■ **Material for the task**
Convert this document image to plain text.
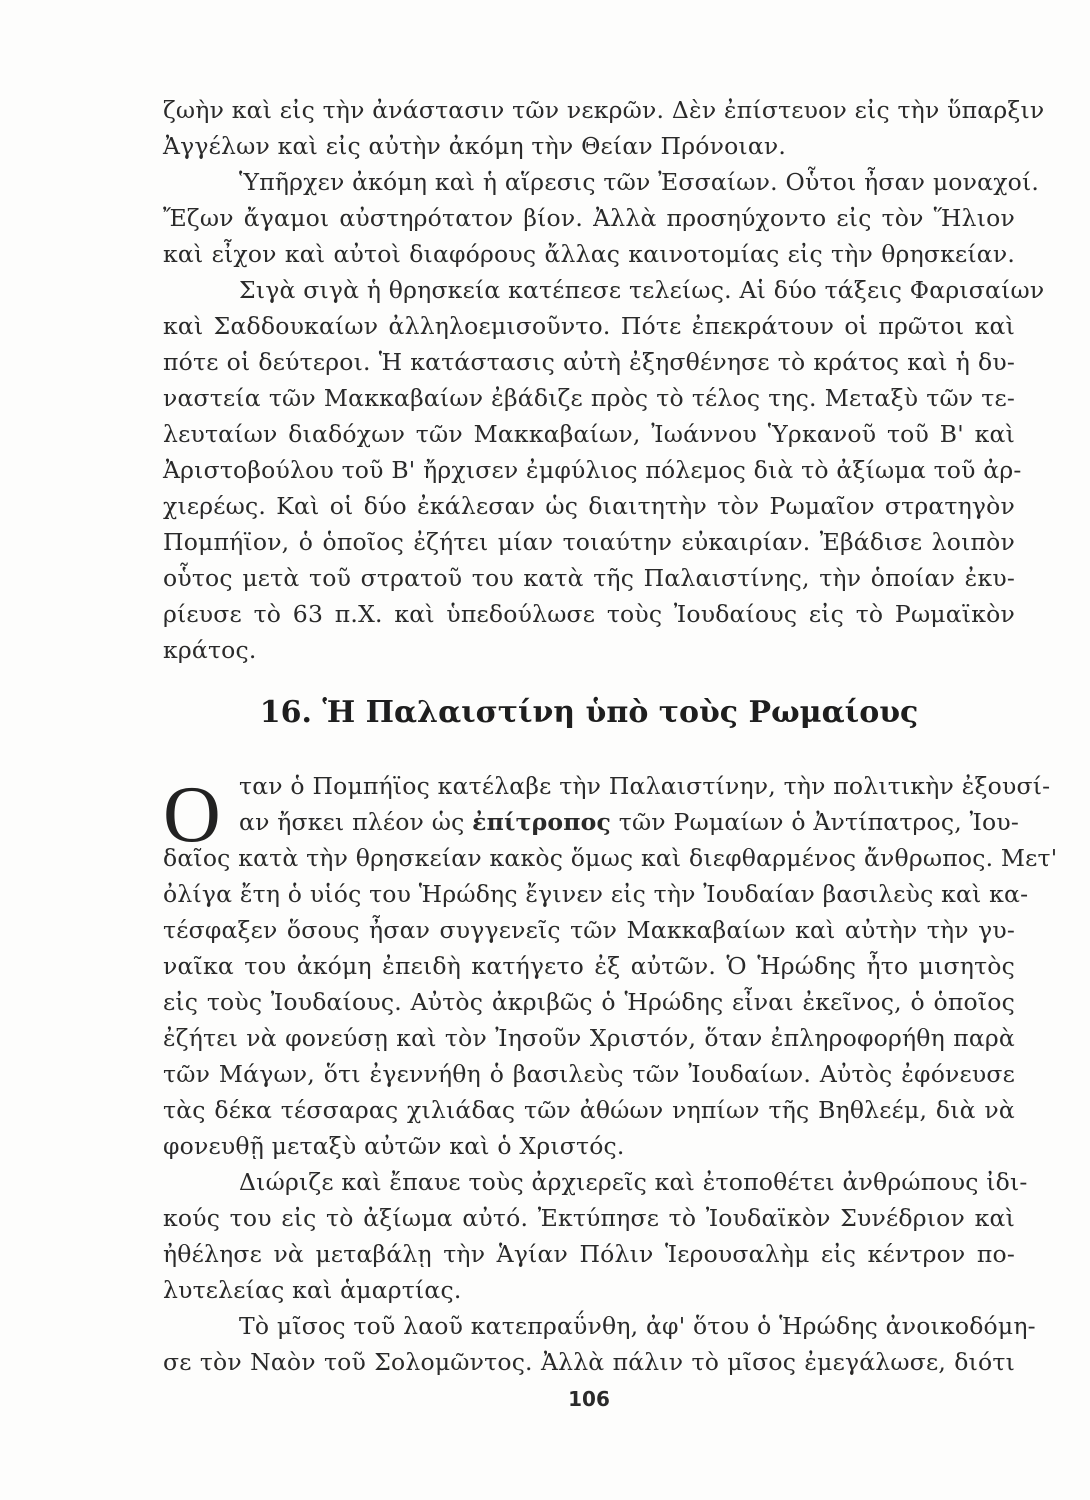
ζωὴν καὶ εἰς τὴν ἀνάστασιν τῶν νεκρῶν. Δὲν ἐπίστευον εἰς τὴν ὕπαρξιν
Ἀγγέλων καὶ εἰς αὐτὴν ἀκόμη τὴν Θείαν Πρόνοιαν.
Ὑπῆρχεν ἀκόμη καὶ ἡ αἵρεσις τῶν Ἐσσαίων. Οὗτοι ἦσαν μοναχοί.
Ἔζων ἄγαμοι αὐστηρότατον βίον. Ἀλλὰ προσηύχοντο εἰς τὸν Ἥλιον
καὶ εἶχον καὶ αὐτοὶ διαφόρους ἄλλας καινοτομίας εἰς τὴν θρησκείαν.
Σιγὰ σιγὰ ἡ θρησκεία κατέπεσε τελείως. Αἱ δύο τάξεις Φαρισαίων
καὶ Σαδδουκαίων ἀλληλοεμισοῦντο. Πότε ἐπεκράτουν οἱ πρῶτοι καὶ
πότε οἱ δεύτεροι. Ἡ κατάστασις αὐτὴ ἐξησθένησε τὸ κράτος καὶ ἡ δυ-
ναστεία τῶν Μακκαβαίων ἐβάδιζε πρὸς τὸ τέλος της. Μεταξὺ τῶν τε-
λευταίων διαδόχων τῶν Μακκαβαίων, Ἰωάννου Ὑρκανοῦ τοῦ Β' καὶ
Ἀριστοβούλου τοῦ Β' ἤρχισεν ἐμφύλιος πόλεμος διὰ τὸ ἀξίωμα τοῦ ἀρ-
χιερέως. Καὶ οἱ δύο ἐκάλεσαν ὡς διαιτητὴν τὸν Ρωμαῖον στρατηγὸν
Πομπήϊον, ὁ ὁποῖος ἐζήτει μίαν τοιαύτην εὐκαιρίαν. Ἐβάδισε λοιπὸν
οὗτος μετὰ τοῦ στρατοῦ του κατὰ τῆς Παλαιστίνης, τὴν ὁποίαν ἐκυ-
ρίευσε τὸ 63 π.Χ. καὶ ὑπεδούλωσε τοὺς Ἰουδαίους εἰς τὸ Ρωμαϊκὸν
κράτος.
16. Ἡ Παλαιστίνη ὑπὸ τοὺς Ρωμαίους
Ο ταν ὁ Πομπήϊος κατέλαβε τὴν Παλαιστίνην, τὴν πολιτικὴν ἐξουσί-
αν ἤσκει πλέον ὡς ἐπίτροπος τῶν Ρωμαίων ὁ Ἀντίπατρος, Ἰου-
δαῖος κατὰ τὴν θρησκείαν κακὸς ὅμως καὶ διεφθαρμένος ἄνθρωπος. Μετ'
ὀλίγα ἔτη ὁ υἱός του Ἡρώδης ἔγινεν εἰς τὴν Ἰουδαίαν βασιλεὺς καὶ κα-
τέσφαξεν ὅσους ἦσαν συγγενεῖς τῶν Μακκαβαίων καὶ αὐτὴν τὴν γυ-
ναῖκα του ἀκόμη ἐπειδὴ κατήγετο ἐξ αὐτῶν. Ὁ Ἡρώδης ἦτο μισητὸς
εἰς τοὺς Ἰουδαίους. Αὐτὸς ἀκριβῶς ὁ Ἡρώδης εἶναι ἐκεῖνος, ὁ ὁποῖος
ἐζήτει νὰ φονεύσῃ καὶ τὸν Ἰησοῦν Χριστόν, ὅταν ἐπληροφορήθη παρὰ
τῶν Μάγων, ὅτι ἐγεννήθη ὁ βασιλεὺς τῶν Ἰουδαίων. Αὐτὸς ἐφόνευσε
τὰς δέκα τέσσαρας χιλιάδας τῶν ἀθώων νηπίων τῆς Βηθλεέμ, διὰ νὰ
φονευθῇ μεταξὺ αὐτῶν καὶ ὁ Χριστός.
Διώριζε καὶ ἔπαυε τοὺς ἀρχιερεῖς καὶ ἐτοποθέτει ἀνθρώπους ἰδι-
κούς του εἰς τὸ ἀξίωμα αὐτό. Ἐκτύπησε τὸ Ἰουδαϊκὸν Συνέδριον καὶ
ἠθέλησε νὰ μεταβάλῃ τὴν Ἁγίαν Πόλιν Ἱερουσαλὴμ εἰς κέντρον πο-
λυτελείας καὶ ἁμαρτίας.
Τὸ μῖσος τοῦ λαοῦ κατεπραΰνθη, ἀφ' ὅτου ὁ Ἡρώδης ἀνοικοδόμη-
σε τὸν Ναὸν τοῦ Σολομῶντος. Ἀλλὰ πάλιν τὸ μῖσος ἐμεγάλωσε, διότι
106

■ **Job**
Look through the records and gather every line containing "κράτος".

■ **Response to this exercise**
πότε οἱ δεύτεροι. Ἡ κατάστασις αὐτὴ ἐξησθένησε τὸ κράτος καὶ ἡ δυ-
κράτος.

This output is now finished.